The problem:
Look through the material below. Copy every line with the string "другие" in it.

Records shown:

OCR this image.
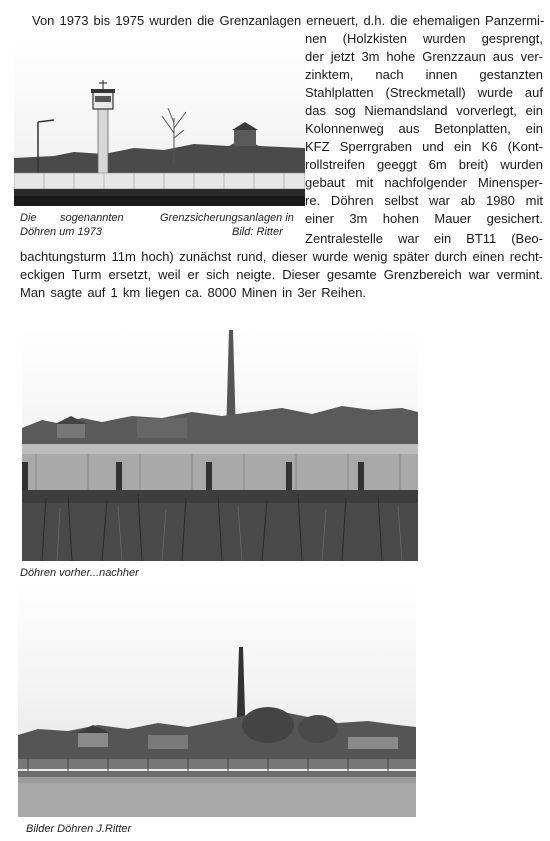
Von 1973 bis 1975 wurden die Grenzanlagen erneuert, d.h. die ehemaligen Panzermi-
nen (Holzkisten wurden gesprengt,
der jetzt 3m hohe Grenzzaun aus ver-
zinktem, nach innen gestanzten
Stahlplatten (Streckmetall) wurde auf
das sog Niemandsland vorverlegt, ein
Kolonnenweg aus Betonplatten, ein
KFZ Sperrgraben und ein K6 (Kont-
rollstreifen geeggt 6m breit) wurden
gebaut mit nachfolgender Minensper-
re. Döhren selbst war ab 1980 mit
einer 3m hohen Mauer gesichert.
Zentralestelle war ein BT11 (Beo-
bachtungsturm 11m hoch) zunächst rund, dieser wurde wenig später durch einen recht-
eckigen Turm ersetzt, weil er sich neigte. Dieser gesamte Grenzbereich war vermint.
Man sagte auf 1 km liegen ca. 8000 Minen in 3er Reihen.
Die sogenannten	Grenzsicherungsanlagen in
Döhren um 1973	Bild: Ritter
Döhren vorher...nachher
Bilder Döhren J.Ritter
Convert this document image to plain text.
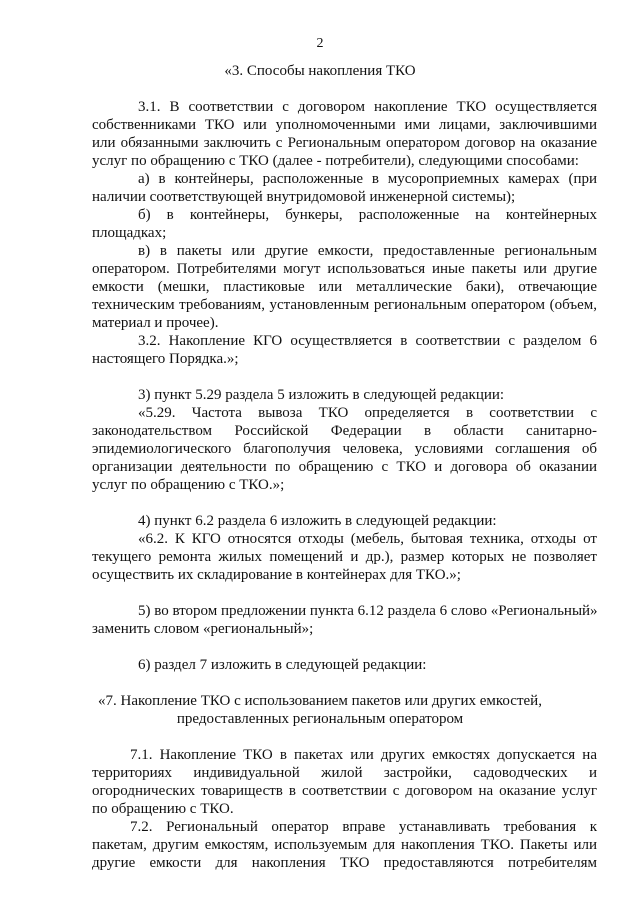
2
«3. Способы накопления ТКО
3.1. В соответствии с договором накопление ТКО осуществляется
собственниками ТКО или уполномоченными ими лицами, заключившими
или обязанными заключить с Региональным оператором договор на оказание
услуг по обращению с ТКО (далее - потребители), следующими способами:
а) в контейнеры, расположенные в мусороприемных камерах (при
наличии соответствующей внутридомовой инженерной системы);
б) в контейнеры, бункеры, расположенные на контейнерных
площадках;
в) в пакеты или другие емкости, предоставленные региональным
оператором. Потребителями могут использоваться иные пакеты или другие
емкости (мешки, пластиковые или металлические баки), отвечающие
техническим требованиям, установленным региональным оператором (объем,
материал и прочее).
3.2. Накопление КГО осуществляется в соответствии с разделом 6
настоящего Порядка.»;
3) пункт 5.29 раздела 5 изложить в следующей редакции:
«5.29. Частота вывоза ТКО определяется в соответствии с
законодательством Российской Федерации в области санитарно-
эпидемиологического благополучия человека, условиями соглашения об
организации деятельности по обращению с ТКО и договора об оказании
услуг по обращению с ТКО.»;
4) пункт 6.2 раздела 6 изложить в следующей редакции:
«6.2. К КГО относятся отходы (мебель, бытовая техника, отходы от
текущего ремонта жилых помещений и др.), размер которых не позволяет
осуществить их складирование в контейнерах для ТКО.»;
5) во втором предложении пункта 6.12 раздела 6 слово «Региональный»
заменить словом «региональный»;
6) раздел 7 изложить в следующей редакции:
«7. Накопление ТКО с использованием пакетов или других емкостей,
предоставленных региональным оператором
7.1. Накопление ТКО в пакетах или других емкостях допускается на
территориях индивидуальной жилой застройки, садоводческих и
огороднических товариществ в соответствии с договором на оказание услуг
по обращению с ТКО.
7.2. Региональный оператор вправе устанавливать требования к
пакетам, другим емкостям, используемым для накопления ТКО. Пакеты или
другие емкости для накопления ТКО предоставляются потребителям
...
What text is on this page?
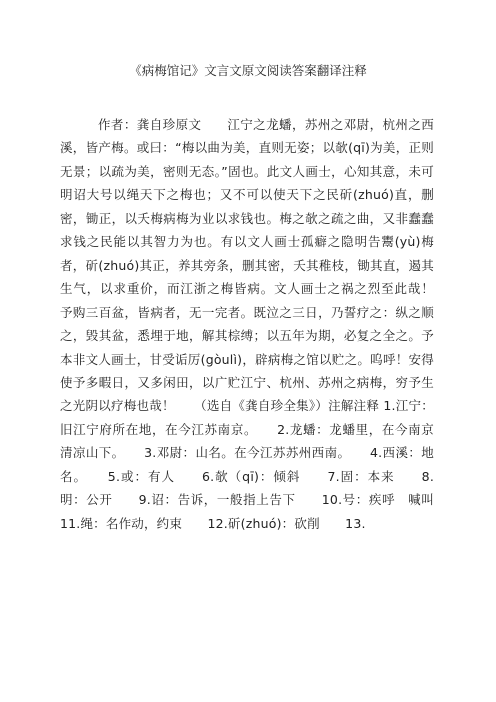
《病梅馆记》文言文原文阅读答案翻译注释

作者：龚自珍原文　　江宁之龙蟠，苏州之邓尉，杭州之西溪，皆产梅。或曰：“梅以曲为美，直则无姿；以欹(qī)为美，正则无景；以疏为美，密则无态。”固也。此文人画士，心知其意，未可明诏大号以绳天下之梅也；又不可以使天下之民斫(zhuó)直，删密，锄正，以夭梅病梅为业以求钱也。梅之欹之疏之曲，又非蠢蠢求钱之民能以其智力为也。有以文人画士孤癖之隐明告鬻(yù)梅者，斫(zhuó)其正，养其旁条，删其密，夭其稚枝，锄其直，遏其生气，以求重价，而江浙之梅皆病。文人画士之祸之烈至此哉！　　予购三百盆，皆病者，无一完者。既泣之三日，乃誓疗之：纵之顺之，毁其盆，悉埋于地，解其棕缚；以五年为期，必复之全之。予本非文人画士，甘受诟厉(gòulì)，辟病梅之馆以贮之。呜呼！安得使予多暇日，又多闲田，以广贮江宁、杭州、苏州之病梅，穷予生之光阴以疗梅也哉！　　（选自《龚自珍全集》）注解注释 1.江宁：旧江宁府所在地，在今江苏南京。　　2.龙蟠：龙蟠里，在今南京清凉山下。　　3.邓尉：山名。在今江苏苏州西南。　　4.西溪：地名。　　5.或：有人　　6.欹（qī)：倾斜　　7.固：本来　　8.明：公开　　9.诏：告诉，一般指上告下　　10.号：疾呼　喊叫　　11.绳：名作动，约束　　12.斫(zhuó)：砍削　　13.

Result of this task:
в) в пакеты или другие емкости, предоставленные региональным
оператором. Потребителями могут использоваться иные пакеты или другие
другие емкости для накопления ТКО предоставляются потребителям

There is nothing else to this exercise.